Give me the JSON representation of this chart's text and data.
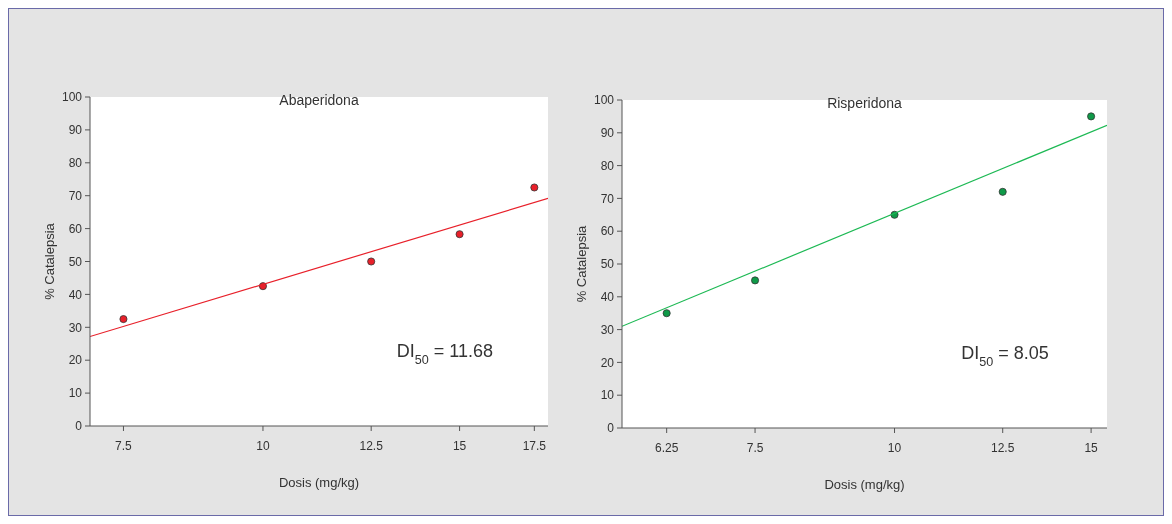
{
  "chart_data": [
    {
      "type": "scatter",
      "title": "Abaperidona",
      "xlabel": "Dosis (mg/kg)",
      "ylabel": "% Catalepsia",
      "log": "x",
      "xlim": [
        7,
        18
      ],
      "xticks": [
        7.5,
        10,
        12.5,
        15,
        17.5
      ],
      "ylim": [
        0,
        100
      ],
      "yticks": [
        0,
        10,
        20,
        30,
        40,
        50,
        60,
        70,
        80,
        90,
        100
      ],
      "grid": false,
      "x": [
        7.5,
        10,
        12.5,
        15,
        17.5
      ],
      "series": [
        {
          "color": "#e8202a",
          "marker": "circle",
          "values": [
            32.5,
            42.5,
            50,
            58.3,
            72.5
          ]
        },
        {
          "type": "line",
          "color": "#e8202a",
          "x": [
            7,
            18
          ],
          "values": [
            27.2,
            69.2
          ]
        }
      ],
      "annotations": [
        "DI$_{50}$ = 11.68"
      ]
    },
    {
      "type": "scatter",
      "title": "Risperidona",
      "xlabel": "Dosis (mg/kg)",
      "ylabel": "% Catalepsia",
      "log": "x",
      "xlim": [
        5.7,
        15.5
      ],
      "xticks": [
        6.25,
        7.5,
        10,
        12.5,
        15
      ],
      "ylim": [
        0,
        100
      ],
      "yticks": [
        0,
        10,
        20,
        30,
        40,
        50,
        60,
        70,
        80,
        90,
        100
      ],
      "grid": false,
      "x": [
        6.25,
        7.5,
        10,
        12.5,
        15
      ],
      "series": [
        {
          "color": "#0f9a48",
          "marker": "circle",
          "values": [
            35,
            45,
            65,
            72,
            95
          ]
        },
        {
          "type": "line",
          "color": "#1db954",
          "x": [
            5.7,
            15.5
          ],
          "values": [
            31,
            92.3
          ]
        }
      ],
      "annotations": [
        "DI$_{50}$ = 8.05"
      ]
    }
  ]
}
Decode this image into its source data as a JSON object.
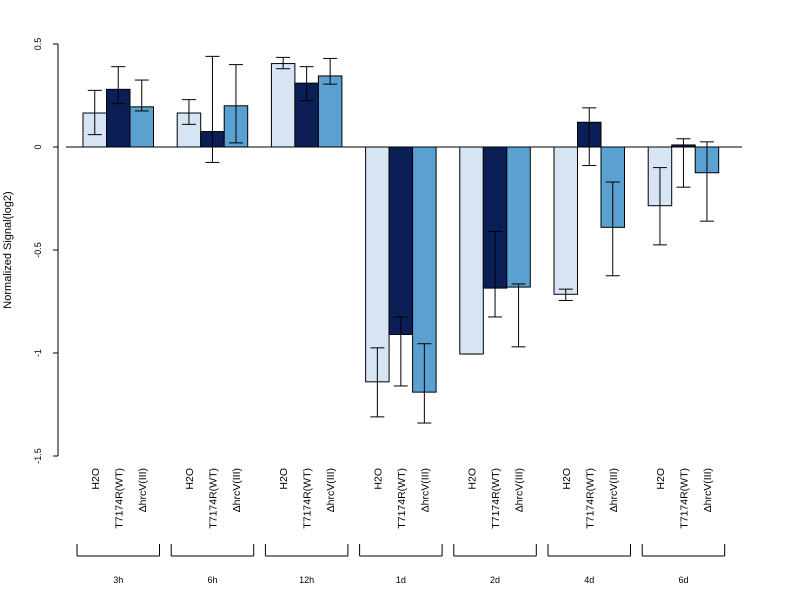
{
  "chart_data": {
    "type": "bar",
    "title": "",
    "xlabel": "",
    "ylabel": "Normalized Signal(log2)",
    "ylim": [
      -1.5,
      0.5
    ],
    "yticks": [
      {
        "value": 0.5,
        "label": "0.5"
      },
      {
        "value": 0,
        "label": "0"
      },
      {
        "value": -0.5,
        "label": "-0.5"
      },
      {
        "value": -1,
        "label": "-1"
      },
      {
        "value": -1.5,
        "label": "-1.5"
      }
    ],
    "grid": false,
    "legend": "none",
    "groups": [
      "3h",
      "6h",
      "12h",
      "1d",
      "2d",
      "4d",
      "6d"
    ],
    "category_labels": [
      "H2O",
      "T7174R(WT)",
      "ΔhrcV(III)"
    ],
    "colors": [
      "#d6e4f4",
      "#0b1f56",
      "#5aa0d0"
    ],
    "series": [
      {
        "values": [
          0.165,
          0.165,
          0.405,
          -1.14,
          -1.005,
          -0.715,
          -0.285
        ],
        "err_low": [
          0.06,
          0.11,
          0.38,
          -1.31,
          -1.005,
          -0.745,
          -0.475
        ],
        "err_high": [
          0.275,
          0.23,
          0.435,
          -0.975,
          -1.005,
          -0.69,
          -0.1
        ]
      },
      {
        "values": [
          0.28,
          0.075,
          0.31,
          -0.91,
          -0.685,
          0.12,
          0.01
        ],
        "err_low": [
          0.21,
          -0.075,
          0.225,
          -1.16,
          -0.825,
          -0.09,
          -0.195
        ],
        "err_high": [
          0.39,
          0.44,
          0.39,
          -0.825,
          -0.41,
          0.19,
          0.04
        ]
      },
      {
        "values": [
          0.195,
          0.2,
          0.345,
          -1.19,
          -0.68,
          -0.39,
          -0.125
        ],
        "err_low": [
          0.175,
          0.02,
          0.305,
          -1.34,
          -0.97,
          -0.625,
          -0.36
        ],
        "err_high": [
          0.325,
          0.4,
          0.43,
          -0.955,
          -0.665,
          -0.17,
          0.025
        ]
      }
    ]
  }
}
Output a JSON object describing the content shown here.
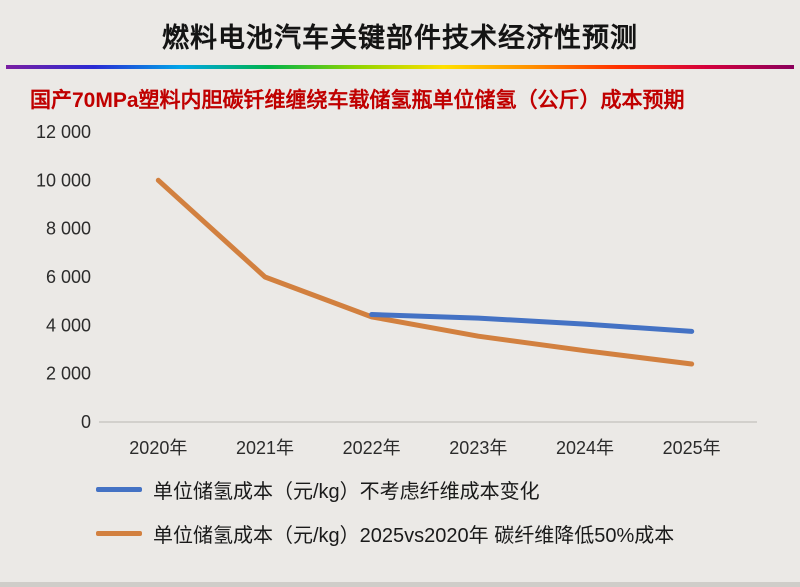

[WORK TO BE COMPLETED] Exclude the pictures. Write out the remaining data exactly.

[EXERCISE OUTPUT]
Give me the JSON representation of this chart's text and data.
{
  "chart_data": [
    {
      "type": "scatter",
      "title": "Abaperidona",
      "xlabel": "Dosis (mg/kg)",
      "ylabel": "% Catalepsia",
      "log": "x",
      "xlim": [
        7,
        18
      ],
      "xticks": [
        7.5,
        10,
        12.5,
        15,
        17.5
      ],
      "ylim": [
        0,
        100
      ],
      "yticks": [
        0,
        10,
        20,
        30,
        40,
        50,
        60,
        70,
        80,
        90,
        100
      ],
      "grid": false,
      "x": [
        7.5,
        10,
        12.5,
        15,
        17.5
      ],
      "series": [
        {
          "color": "#e8202a",
          "marker": "circle",
          "values": [
            32.5,
            42.5,
            50,
            58.3,
            72.5
          ]
        },
        {
          "type": "line",
          "color": "#e8202a",
          "x": [
            7,
            18
          ],
          "values": [
            27.2,
            69.2
          ]
        }
      ],
      "annotations": [
        "DI$_{50}$ = 11.68"
      ]
    },
    {
      "type": "scatter",
      "title": "Risperidona",
      "xlabel": "Dosis (mg/kg)",
      "ylabel": "% Catalepsia",
      "log": "x",
      "xlim": [
        5.7,
        15.5
      ],
      "xticks": [
        6.25,
        7.5,
        10,
        12.5,
        15
      ],
      "ylim": [
        0,
        100
      ],
      "yticks": [
        0,
        10,
        20,
        30,
        40,
        50,
        60,
        70,
        80,
        90,
        100
      ],
      "grid": false,
      "x": [
        6.25,
        7.5,
        10,
        12.5,
        15
      ],
      "series": [
        {
          "color": "#0f9a48",
          "marker": "circle",
          "values": [
            35,
            45,
            65,
            72,
            95
          ]
        },
        {
          "type": "line",
          "color": "#1db954",
          "x": [
            5.7,
            15.5
          ],
          "values": [
            31,
            92.3
          ]
        }
      ],
      "annotations": [
        "DI$_{50}$ = 8.05"
      ]
    }
  ]
}
Decode this image into its source data as a JSON object.
{
  "chart_data": {
    "type": "bar",
    "title": "",
    "xlabel": "",
    "ylabel": "Normalized Signal(log2)",
    "ylim": [
      -1.5,
      0.5
    ],
    "yticks": [
      {
        "value": 0.5,
        "label": "0.5"
      },
      {
        "value": 0,
        "label": "0"
      },
      {
        "value": -0.5,
        "label": "-0.5"
      },
      {
        "value": -1,
        "label": "-1"
      },
      {
        "value": -1.5,
        "label": "-1.5"
      }
    ],
    "grid": false,
    "legend": "none",
    "groups": [
      "3h",
      "6h",
      "12h",
      "1d",
      "2d",
      "4d",
      "6d"
    ],
    "category_labels": [
      "H2O",
      "T7174R(WT)",
      "ΔhrcV(III)"
    ],
    "colors": [
      "#d6e4f4",
      "#0b1f56",
      "#5aa0d0"
    ],
    "series": [
      {
        "values": [
          0.165,
          0.165,
          0.405,
          -1.14,
          -1.005,
          -0.715,
          -0.285
        ],
        "err_low": [
          0.06,
          0.11,
          0.38,
          -1.31,
          -1.005,
          -0.745,
          -0.475
        ],
        "err_high": [
          0.275,
          0.23,
          0.435,
          -0.975,
          -1.005,
          -0.69,
          -0.1
        ]
      },
      {
        "values": [
          0.28,
          0.075,
          0.31,
          -0.91,
          -0.685,
          0.12,
          0.01
        ],
        "err_low": [
          0.21,
          -0.075,
          0.225,
          -1.16,
          -0.825,
          -0.09,
          -0.195
        ],
        "err_high": [
          0.39,
          0.44,
          0.39,
          -0.825,
          -0.41,
          0.19,
          0.04
        ]
      },
      {
        "values": [
          0.195,
          0.2,
          0.345,
          -1.19,
          -0.68,
          -0.39,
          -0.125
        ],
        "err_low": [
          0.175,
          0.02,
          0.305,
          -1.34,
          -0.97,
          -0.625,
          -0.36
        ],
        "err_high": [
          0.325,
          0.4,
          0.43,
          -0.955,
          -0.665,
          -0.17,
          0.025
        ]
      }
    ]
  }
}
Output a JSON object describing the content shown here.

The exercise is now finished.